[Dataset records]
---*---

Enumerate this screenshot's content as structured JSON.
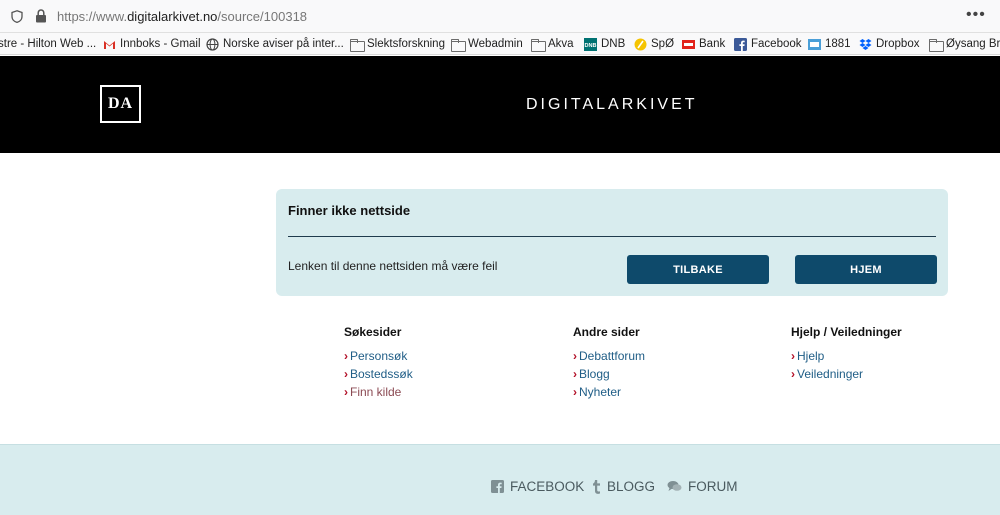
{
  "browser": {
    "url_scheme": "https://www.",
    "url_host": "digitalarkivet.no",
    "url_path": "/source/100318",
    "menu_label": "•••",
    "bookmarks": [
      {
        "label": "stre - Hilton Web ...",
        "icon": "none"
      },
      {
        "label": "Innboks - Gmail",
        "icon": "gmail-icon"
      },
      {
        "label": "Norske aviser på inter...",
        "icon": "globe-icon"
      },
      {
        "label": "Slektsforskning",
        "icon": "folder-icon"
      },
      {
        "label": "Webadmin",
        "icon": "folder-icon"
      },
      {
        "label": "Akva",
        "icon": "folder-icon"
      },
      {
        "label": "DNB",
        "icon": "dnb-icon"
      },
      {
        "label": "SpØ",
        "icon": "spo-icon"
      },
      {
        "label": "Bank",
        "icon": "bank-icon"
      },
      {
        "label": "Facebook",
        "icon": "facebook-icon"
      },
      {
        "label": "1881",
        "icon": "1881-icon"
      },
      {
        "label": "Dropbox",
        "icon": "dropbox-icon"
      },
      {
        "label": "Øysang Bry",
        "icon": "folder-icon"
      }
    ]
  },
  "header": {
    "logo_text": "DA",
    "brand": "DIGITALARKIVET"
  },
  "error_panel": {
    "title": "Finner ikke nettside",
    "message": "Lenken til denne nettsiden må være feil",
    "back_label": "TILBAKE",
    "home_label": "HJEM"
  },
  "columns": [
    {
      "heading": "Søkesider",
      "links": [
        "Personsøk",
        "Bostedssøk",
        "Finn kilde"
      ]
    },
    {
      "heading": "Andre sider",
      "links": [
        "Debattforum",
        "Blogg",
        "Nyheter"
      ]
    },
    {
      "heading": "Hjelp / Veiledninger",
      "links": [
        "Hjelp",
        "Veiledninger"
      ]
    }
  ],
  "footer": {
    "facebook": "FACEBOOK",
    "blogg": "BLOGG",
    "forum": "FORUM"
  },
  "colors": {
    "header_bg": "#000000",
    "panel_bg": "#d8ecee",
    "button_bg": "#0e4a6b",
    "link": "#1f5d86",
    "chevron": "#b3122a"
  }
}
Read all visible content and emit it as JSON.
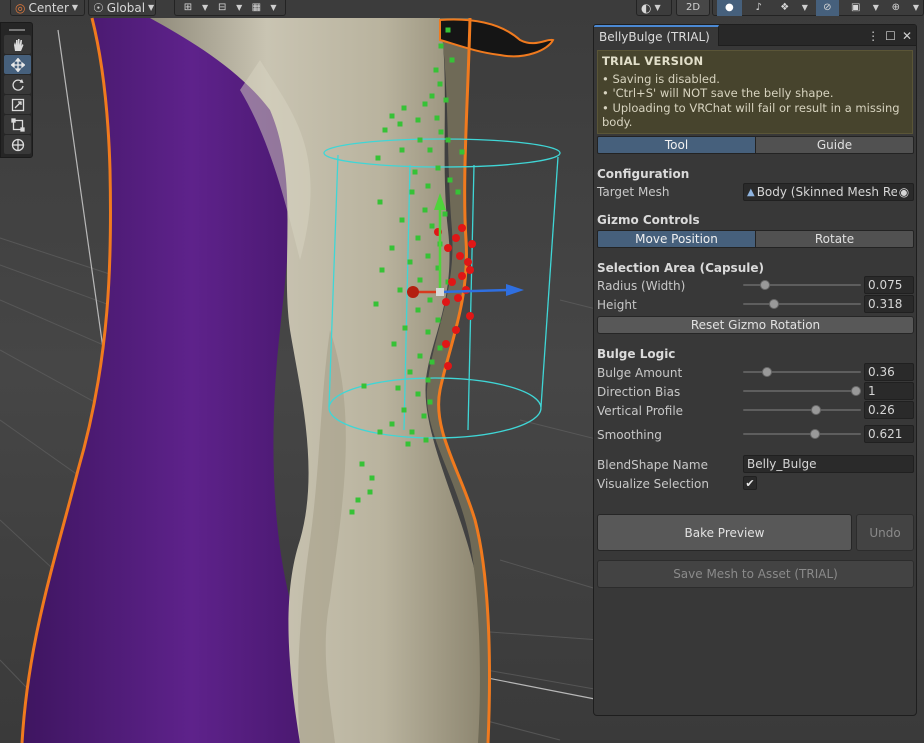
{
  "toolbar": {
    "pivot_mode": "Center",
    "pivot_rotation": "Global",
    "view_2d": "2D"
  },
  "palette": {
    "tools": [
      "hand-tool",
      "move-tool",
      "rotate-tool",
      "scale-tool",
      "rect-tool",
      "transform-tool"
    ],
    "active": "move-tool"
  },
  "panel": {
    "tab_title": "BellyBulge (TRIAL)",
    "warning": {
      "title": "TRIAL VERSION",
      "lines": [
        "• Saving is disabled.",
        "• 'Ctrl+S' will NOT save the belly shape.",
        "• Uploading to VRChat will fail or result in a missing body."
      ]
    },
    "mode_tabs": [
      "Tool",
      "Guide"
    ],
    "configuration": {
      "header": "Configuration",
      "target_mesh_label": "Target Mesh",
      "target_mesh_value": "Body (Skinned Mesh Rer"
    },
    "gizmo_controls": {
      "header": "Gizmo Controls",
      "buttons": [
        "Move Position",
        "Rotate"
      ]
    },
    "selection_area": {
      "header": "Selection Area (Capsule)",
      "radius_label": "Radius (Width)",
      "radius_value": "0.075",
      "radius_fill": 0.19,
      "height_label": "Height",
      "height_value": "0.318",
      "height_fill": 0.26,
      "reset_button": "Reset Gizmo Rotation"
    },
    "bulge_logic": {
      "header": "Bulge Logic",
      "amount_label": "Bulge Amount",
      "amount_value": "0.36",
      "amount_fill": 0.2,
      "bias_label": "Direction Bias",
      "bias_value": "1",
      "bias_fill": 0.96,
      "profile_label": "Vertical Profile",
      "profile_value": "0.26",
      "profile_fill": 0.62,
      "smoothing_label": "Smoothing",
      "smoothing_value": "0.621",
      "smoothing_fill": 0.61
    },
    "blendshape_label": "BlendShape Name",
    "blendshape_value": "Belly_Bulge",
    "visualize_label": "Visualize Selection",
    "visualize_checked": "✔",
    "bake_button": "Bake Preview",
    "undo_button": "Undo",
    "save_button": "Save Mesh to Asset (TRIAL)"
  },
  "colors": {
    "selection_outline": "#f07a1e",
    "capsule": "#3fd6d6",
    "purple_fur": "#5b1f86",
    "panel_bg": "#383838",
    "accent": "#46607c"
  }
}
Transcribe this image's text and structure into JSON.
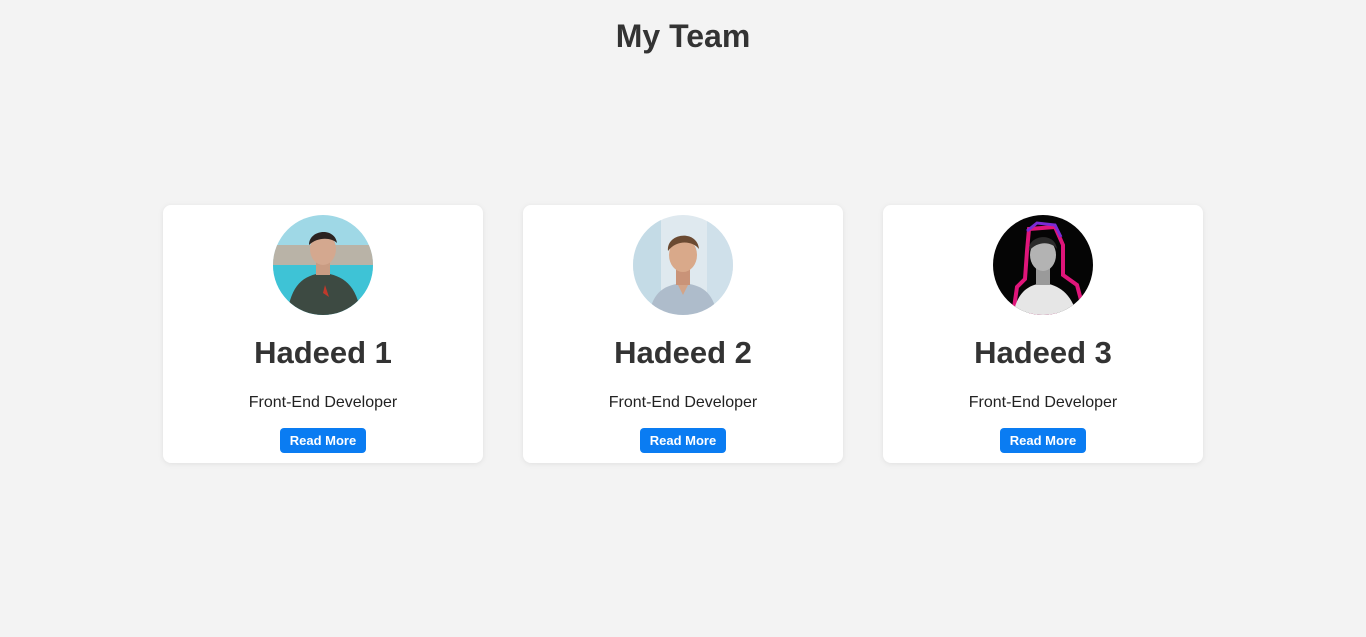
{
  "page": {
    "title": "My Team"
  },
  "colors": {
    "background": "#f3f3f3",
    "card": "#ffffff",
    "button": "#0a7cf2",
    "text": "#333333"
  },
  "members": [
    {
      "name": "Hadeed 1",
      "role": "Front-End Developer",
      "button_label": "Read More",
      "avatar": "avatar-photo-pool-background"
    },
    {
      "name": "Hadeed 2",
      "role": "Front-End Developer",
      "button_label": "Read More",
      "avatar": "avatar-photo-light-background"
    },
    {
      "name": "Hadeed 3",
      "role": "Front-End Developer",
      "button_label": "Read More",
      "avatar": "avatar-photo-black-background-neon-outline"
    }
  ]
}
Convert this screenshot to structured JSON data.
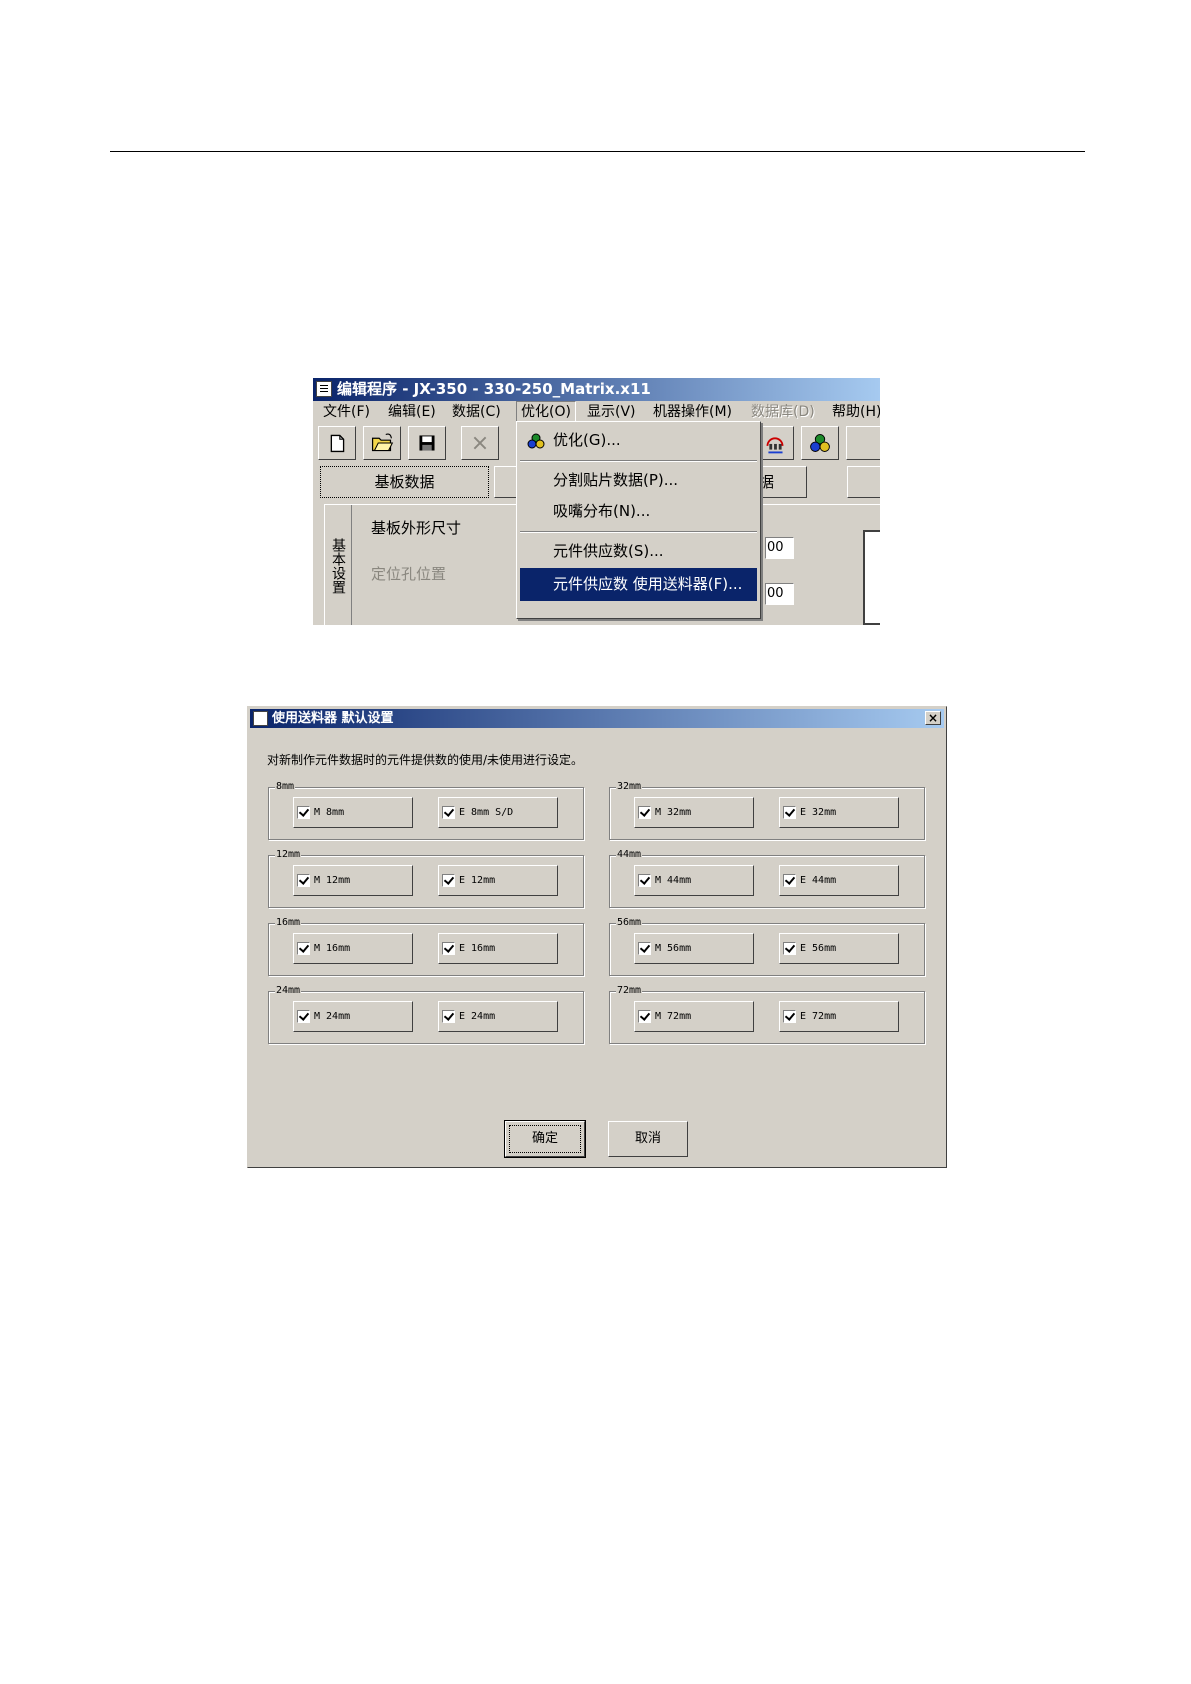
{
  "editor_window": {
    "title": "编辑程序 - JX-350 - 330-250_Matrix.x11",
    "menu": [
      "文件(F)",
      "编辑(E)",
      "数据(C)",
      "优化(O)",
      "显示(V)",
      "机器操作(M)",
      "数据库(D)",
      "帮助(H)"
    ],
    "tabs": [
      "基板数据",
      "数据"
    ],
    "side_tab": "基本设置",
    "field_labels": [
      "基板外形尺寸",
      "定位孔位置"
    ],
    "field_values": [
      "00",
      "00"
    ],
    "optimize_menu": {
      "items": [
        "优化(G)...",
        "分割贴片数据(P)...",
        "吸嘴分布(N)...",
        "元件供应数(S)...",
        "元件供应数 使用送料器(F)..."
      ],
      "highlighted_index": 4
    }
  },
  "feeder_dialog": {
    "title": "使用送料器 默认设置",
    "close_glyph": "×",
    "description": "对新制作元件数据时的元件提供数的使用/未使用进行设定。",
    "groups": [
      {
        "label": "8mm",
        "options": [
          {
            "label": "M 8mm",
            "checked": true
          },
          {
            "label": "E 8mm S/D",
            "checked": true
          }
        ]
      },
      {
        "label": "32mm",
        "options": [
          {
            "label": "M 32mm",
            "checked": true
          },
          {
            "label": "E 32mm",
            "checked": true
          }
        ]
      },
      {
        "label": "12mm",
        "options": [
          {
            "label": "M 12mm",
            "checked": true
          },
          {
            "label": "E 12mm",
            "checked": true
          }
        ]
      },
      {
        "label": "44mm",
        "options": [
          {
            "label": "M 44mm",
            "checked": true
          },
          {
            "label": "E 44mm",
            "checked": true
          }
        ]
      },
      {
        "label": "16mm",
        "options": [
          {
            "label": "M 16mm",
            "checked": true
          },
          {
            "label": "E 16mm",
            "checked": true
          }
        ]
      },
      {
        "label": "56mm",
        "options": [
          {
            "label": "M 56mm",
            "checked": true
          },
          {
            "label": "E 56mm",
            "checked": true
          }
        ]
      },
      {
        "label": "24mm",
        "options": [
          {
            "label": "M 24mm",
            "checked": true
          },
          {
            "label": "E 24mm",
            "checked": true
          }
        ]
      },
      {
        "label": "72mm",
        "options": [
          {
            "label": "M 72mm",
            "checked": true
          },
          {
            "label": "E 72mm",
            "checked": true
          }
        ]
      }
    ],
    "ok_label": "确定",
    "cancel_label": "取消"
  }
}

---*---

* Given task *
Print the records word for word and exclude any picture they hold.

* Result of this exercise *
Enumerate this screenshot's content as structured JSON.
{
  "browser": {
    "url_scheme": "https://www.",
    "url_host": "digitalarkivet.no",
    "url_path": "/source/100318",
    "menu_label": "•••",
    "bookmarks": [
      {
        "label": "stre - Hilton Web ...",
        "icon": "none"
      },
      {
        "label": "Innboks - Gmail",
        "icon": "gmail-icon"
      },
      {
        "label": "Norske aviser på inter...",
        "icon": "globe-icon"
      },
      {
        "label": "Slektsforskning",
        "icon": "folder-icon"
      },
      {
        "label": "Webadmin",
        "icon": "folder-icon"
      },
      {
        "label": "Akva",
        "icon": "folder-icon"
      },
      {
        "label": "DNB",
        "icon": "dnb-icon"
      },
      {
        "label": "SpØ",
        "icon": "spo-icon"
      },
      {
        "label": "Bank",
        "icon": "bank-icon"
      },
      {
        "label": "Facebook",
        "icon": "facebook-icon"
      },
      {
        "label": "1881",
        "icon": "1881-icon"
      },
      {
        "label": "Dropbox",
        "icon": "dropbox-icon"
      },
      {
        "label": "Øysang Bry",
        "icon": "folder-icon"
      }
    ]
  },
  "header": {
    "logo_text": "DA",
    "brand": "DIGITALARKIVET"
  },
  "error_panel": {
    "title": "Finner ikke nettside",
    "message": "Lenken til denne nettsiden må være feil",
    "back_label": "TILBAKE",
    "home_label": "HJEM"
  },
  "columns": [
    {
      "heading": "Søkesider",
      "links": [
        "Personsøk",
        "Bostedssøk",
        "Finn kilde"
      ]
    },
    {
      "heading": "Andre sider",
      "links": [
        "Debattforum",
        "Blogg",
        "Nyheter"
      ]
    },
    {
      "heading": "Hjelp / Veiledninger",
      "links": [
        "Hjelp",
        "Veiledninger"
      ]
    }
  ],
  "footer": {
    "facebook": "FACEBOOK",
    "blogg": "BLOGG",
    "forum": "FORUM"
  },
  "colors": {
    "header_bg": "#000000",
    "panel_bg": "#d8ecee",
    "button_bg": "#0e4a6b",
    "link": "#1f5d86",
    "chevron": "#b3122a"
  }
}
Read all visible content and emit it as JSON.
{
  "toolbar": {
    "pivot_mode": "Center",
    "pivot_rotation": "Global",
    "view_2d": "2D"
  },
  "palette": {
    "tools": [
      "hand-tool",
      "move-tool",
      "rotate-tool",
      "scale-tool",
      "rect-tool",
      "transform-tool"
    ],
    "active": "move-tool"
  },
  "panel": {
    "tab_title": "BellyBulge (TRIAL)",
    "warning": {
      "title": "TRIAL VERSION",
      "lines": [
        "• Saving is disabled.",
        "• 'Ctrl+S' will NOT save the belly shape.",
        "• Uploading to VRChat will fail or result in a missing body."
      ]
    },
    "mode_tabs": [
      "Tool",
      "Guide"
    ],
    "configuration": {
      "header": "Configuration",
      "target_mesh_label": "Target Mesh",
      "target_mesh_value": "Body (Skinned Mesh Rer"
    },
    "gizmo_controls": {
      "header": "Gizmo Controls",
      "buttons": [
        "Move Position",
        "Rotate"
      ]
    },
    "selection_area": {
      "header": "Selection Area (Capsule)",
      "radius_label": "Radius (Width)",
      "radius_value": "0.075",
      "radius_fill": 0.19,
      "height_label": "Height",
      "height_value": "0.318",
      "height_fill": 0.26,
      "reset_button": "Reset Gizmo Rotation"
    },
    "bulge_logic": {
      "header": "Bulge Logic",
      "amount_label": "Bulge Amount",
      "amount_value": "0.36",
      "amount_fill": 0.2,
      "bias_label": "Direction Bias",
      "bias_value": "1",
      "bias_fill": 0.96,
      "profile_label": "Vertical Profile",
      "profile_value": "0.26",
      "profile_fill": 0.62,
      "smoothing_label": "Smoothing",
      "smoothing_value": "0.621",
      "smoothing_fill": 0.61
    },
    "blendshape_label": "BlendShape Name",
    "blendshape_value": "Belly_Bulge",
    "visualize_label": "Visualize Selection",
    "visualize_checked": "✔",
    "bake_button": "Bake Preview",
    "undo_button": "Undo",
    "save_button": "Save Mesh to Asset (TRIAL)"
  },
  "colors": {
    "selection_outline": "#f07a1e",
    "capsule": "#3fd6d6",
    "purple_fur": "#5b1f86",
    "panel_bg": "#383838",
    "accent": "#46607c"
  }
}
Transcribe this image's text and structure into JSON.
{
  "page": {
    "title": "My Team"
  },
  "colors": {
    "background": "#f3f3f3",
    "card": "#ffffff",
    "button": "#0a7cf2",
    "text": "#333333"
  },
  "members": [
    {
      "name": "Hadeed 1",
      "role": "Front-End Developer",
      "button_label": "Read More",
      "avatar": "avatar-photo-pool-background"
    },
    {
      "name": "Hadeed 2",
      "role": "Front-End Developer",
      "button_label": "Read More",
      "avatar": "avatar-photo-light-background"
    },
    {
      "name": "Hadeed 3",
      "role": "Front-End Developer",
      "button_label": "Read More",
      "avatar": "avatar-photo-black-background-neon-outline"
    }
  ]
}
Convert this screenshot to structured JSON data.
{
  "editor_window": {
    "title": "编辑程序 - JX-350 - 330-250_Matrix.x11",
    "menu": [
      "文件(F)",
      "编辑(E)",
      "数据(C)",
      "优化(O)",
      "显示(V)",
      "机器操作(M)",
      "数据库(D)",
      "帮助(H)"
    ],
    "tabs": [
      "基板数据",
      "数据"
    ],
    "side_tab": "基本设置",
    "field_labels": [
      "基板外形尺寸",
      "定位孔位置"
    ],
    "field_values": [
      "00",
      "00"
    ],
    "optimize_menu": {
      "items": [
        "优化(G)...",
        "分割贴片数据(P)...",
        "吸嘴分布(N)...",
        "元件供应数(S)...",
        "元件供应数 使用送料器(F)..."
      ],
      "highlighted_index": 4
    }
  },
  "feeder_dialog": {
    "title": "使用送料器 默认设置",
    "close_glyph": "×",
    "description": "对新制作元件数据时的元件提供数的使用/未使用进行设定。",
    "groups": [
      {
        "label": "8mm",
        "options": [
          {
            "label": "M 8mm",
            "checked": true
          },
          {
            "label": "E 8mm S/D",
            "checked": true
          }
        ]
      },
      {
        "label": "32mm",
        "options": [
          {
            "label": "M 32mm",
            "checked": true
          },
          {
            "label": "E 32mm",
            "checked": true
          }
        ]
      },
      {
        "label": "12mm",
        "options": [
          {
            "label": "M 12mm",
            "checked": true
          },
          {
            "label": "E 12mm",
            "checked": true
          }
        ]
      },
      {
        "label": "44mm",
        "options": [
          {
            "label": "M 44mm",
            "checked": true
          },
          {
            "label": "E 44mm",
            "checked": true
          }
        ]
      },
      {
        "label": "16mm",
        "options": [
          {
            "label": "M 16mm",
            "checked": true
          },
          {
            "label": "E 16mm",
            "checked": true
          }
        ]
      },
      {
        "label": "56mm",
        "options": [
          {
            "label": "M 56mm",
            "checked": true
          },
          {
            "label": "E 56mm",
            "checked": true
          }
        ]
      },
      {
        "label": "24mm",
        "options": [
          {
            "label": "M 24mm",
            "checked": true
          },
          {
            "label": "E 24mm",
            "checked": true
          }
        ]
      },
      {
        "label": "72mm",
        "options": [
          {
            "label": "M 72mm",
            "checked": true
          },
          {
            "label": "E 72mm",
            "checked": true
          }
        ]
      }
    ],
    "ok_label": "确定",
    "cancel_label": "取消"
  }
}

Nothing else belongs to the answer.